— START Records shown —

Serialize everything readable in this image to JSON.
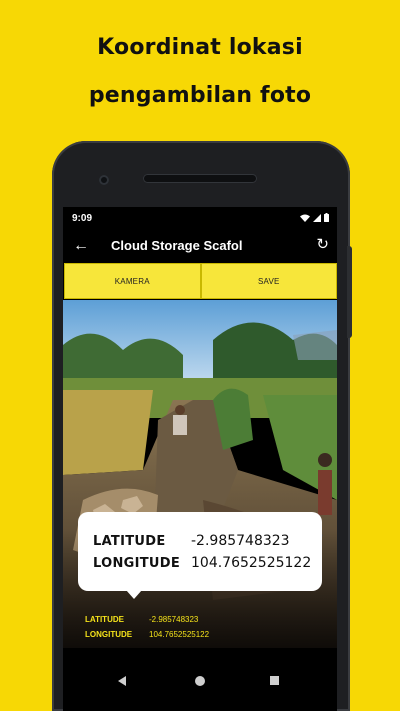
{
  "headline": {
    "line1": "Koordinat lokasi",
    "line2": "pengambilan foto"
  },
  "status_bar": {
    "time": "9:09",
    "icons": [
      "wifi-icon",
      "signal-icon",
      "battery-icon"
    ]
  },
  "app_bar": {
    "title": "Cloud Storage Scafol",
    "back_icon": "arrow-left-icon",
    "refresh_icon": "refresh-icon"
  },
  "buttons": {
    "camera_label": "KAMERA",
    "save_label": "SAVE"
  },
  "photo_overlay": {
    "latitude_label": "LATITUDE",
    "latitude_value": "-2.985748323",
    "longitude_label": "LONGITUDE",
    "longitude_value": "104.7652525122"
  },
  "callout": {
    "latitude_label": "LATITUDE",
    "latitude_value": "-2.985748323",
    "longitude_label": "LONGITUDE",
    "longitude_value": "104.7652525122"
  },
  "nav_bar": {
    "icons": [
      "nav-back-icon",
      "nav-home-icon",
      "nav-recent-icon"
    ]
  },
  "colors": {
    "background": "#f7d805",
    "button": "#f7e63a",
    "overlay_text": "#f5e31a"
  }
}
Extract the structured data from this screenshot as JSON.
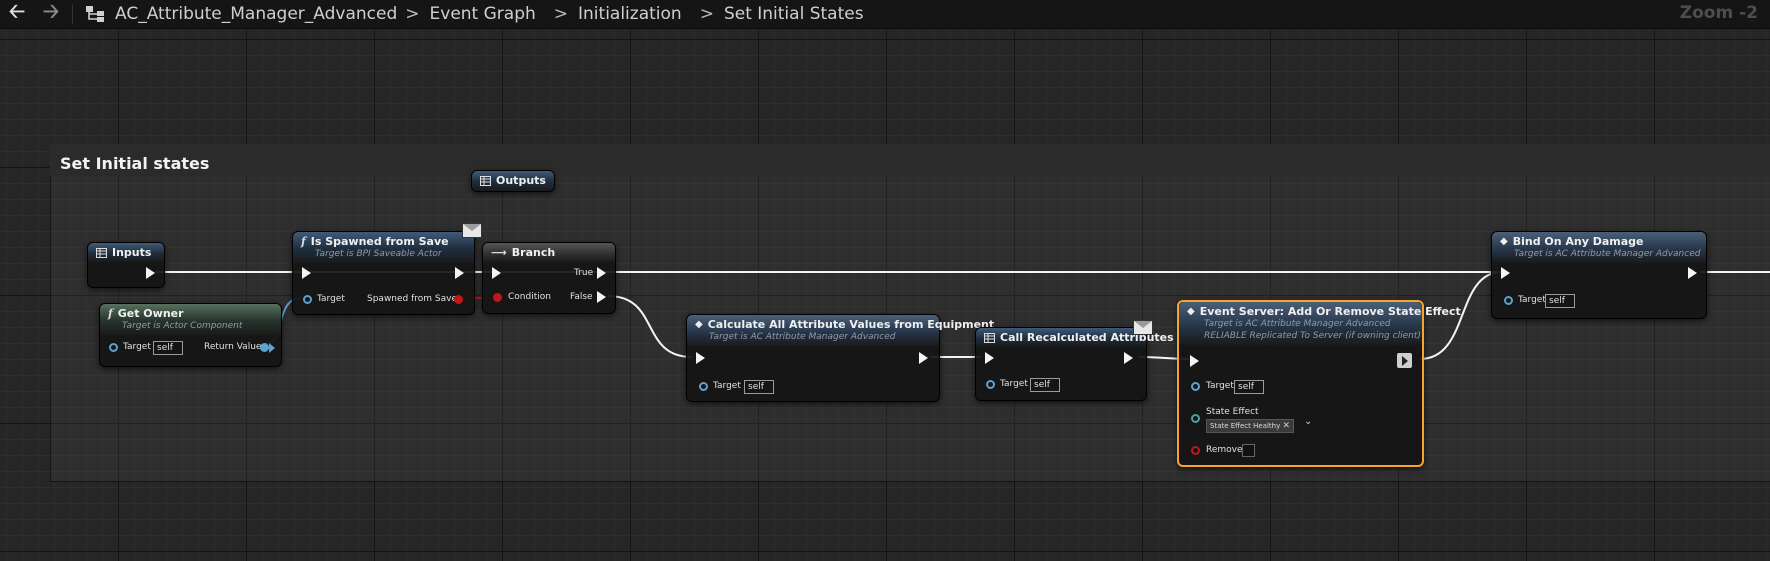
{
  "topbar": {
    "back_icon": "arrow-left-icon",
    "forward_icon": "arrow-right-icon",
    "hierarchy_icon": "graph-hierarchy-icon",
    "breadcrumbs": [
      "AC_Attribute_Manager_Advanced",
      "Event Graph",
      "Initialization",
      "Set Initial States"
    ],
    "zoom": "Zoom -2"
  },
  "comment": {
    "title": "Set Initial states"
  },
  "nodes": {
    "outputs": {
      "title": "Outputs"
    },
    "inputs": {
      "title": "Inputs"
    },
    "get_owner": {
      "title": "Get Owner",
      "subtitle": "Target is Actor Component",
      "target_label": "Target",
      "target_value": "self",
      "return_label": "Return Value"
    },
    "is_spawned": {
      "title": "Is Spawned from Save",
      "subtitle": "Target is BPI Saveable Actor",
      "target_label": "Target",
      "out_label": "Spawned from Save"
    },
    "branch": {
      "title": "Branch",
      "condition_label": "Condition",
      "true_label": "True",
      "false_label": "False"
    },
    "calc_all": {
      "title": "Calculate All Attribute Values from Equipment",
      "subtitle": "Target is AC Attribute Manager Advanced",
      "target_label": "Target",
      "target_value": "self"
    },
    "call_recalc": {
      "title": "Call Recalculated Attributes",
      "target_label": "Target",
      "target_value": "self"
    },
    "event_server": {
      "title": "Event Server: Add Or Remove State Effect",
      "subtitle1": "Target is AC Attribute Manager Advanced",
      "subtitle2": "RELIABLE Replicated To Server (if owning client)",
      "target_label": "Target",
      "target_value": "self",
      "state_effect_label": "State Effect",
      "state_effect_value": "State Effect Healthy",
      "remove_label": "Remove"
    },
    "bind_damage": {
      "title": "Bind On Any Damage",
      "subtitle": "Target is AC Attribute Manager Advanced",
      "target_label": "Target",
      "target_value": "self"
    }
  }
}
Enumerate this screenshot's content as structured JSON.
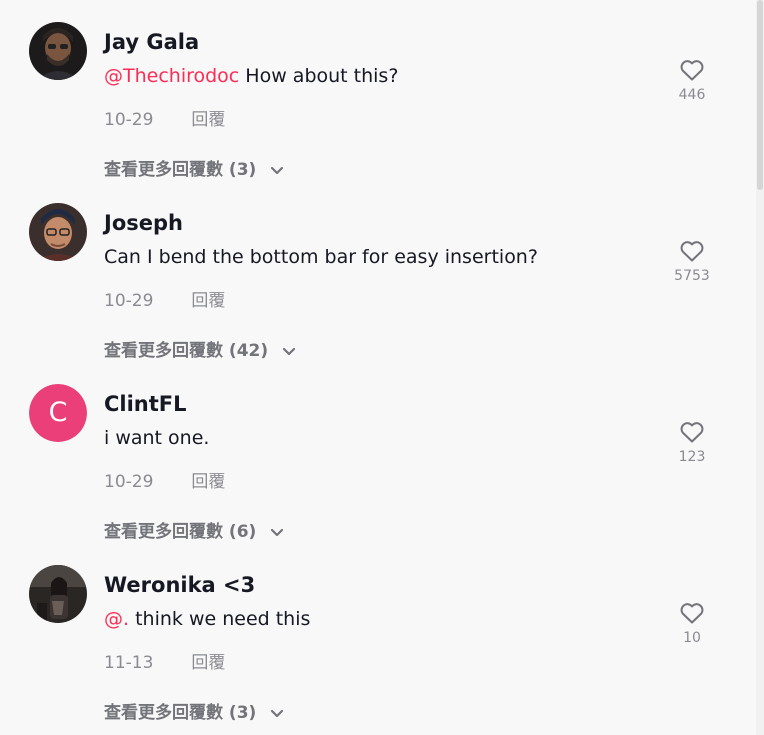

— END Records shown —

[Your task]
Quote each entry above verbatim and drop the pictures.

[Completed exercise]
Serialize everything readable in this image to JSON.
{
  "headline": {
    "line1": "Koordinat lokasi",
    "line2": "pengambilan foto"
  },
  "status_bar": {
    "time": "9:09",
    "icons": [
      "wifi-icon",
      "signal-icon",
      "battery-icon"
    ]
  },
  "app_bar": {
    "title": "Cloud Storage Scafol",
    "back_icon": "arrow-left-icon",
    "refresh_icon": "refresh-icon"
  },
  "buttons": {
    "camera_label": "KAMERA",
    "save_label": "SAVE"
  },
  "photo_overlay": {
    "latitude_label": "LATITUDE",
    "latitude_value": "-2.985748323",
    "longitude_label": "LONGITUDE",
    "longitude_value": "104.7652525122"
  },
  "callout": {
    "latitude_label": "LATITUDE",
    "latitude_value": "-2.985748323",
    "longitude_label": "LONGITUDE",
    "longitude_value": "104.7652525122"
  },
  "nav_bar": {
    "icons": [
      "nav-back-icon",
      "nav-home-icon",
      "nav-recent-icon"
    ]
  },
  "colors": {
    "background": "#f7d805",
    "button": "#f7e63a",
    "overlay_text": "#f5e31a"
  }
}
Extract the structured data from this screenshot as JSON.
{
  "topbar": {
    "back_icon": "arrow-left-icon",
    "forward_icon": "arrow-right-icon",
    "hierarchy_icon": "graph-hierarchy-icon",
    "breadcrumbs": [
      "AC_Attribute_Manager_Advanced",
      "Event Graph",
      "Initialization",
      "Set Initial States"
    ],
    "zoom": "Zoom -2"
  },
  "comment": {
    "title": "Set Initial states"
  },
  "nodes": {
    "outputs": {
      "title": "Outputs"
    },
    "inputs": {
      "title": "Inputs"
    },
    "get_owner": {
      "title": "Get Owner",
      "subtitle": "Target is Actor Component",
      "target_label": "Target",
      "target_value": "self",
      "return_label": "Return Value"
    },
    "is_spawned": {
      "title": "Is Spawned from Save",
      "subtitle": "Target is BPI Saveable Actor",
      "target_label": "Target",
      "out_label": "Spawned from Save"
    },
    "branch": {
      "title": "Branch",
      "condition_label": "Condition",
      "true_label": "True",
      "false_label": "False"
    },
    "calc_all": {
      "title": "Calculate All Attribute Values from Equipment",
      "subtitle": "Target is AC Attribute Manager Advanced",
      "target_label": "Target",
      "target_value": "self"
    },
    "call_recalc": {
      "title": "Call Recalculated Attributes",
      "target_label": "Target",
      "target_value": "self"
    },
    "event_server": {
      "title": "Event Server: Add Or Remove State Effect",
      "subtitle1": "Target is AC Attribute Manager Advanced",
      "subtitle2": "RELIABLE Replicated To Server (if owning client)",
      "target_label": "Target",
      "target_value": "self",
      "state_effect_label": "State Effect",
      "state_effect_value": "State Effect Healthy",
      "remove_label": "Remove"
    },
    "bind_damage": {
      "title": "Bind On Any Damage",
      "subtitle": "Target is AC Attribute Manager Advanced",
      "target_label": "Target",
      "target_value": "self"
    }
  }
}
Enumerate this screenshot's content as structured JSON.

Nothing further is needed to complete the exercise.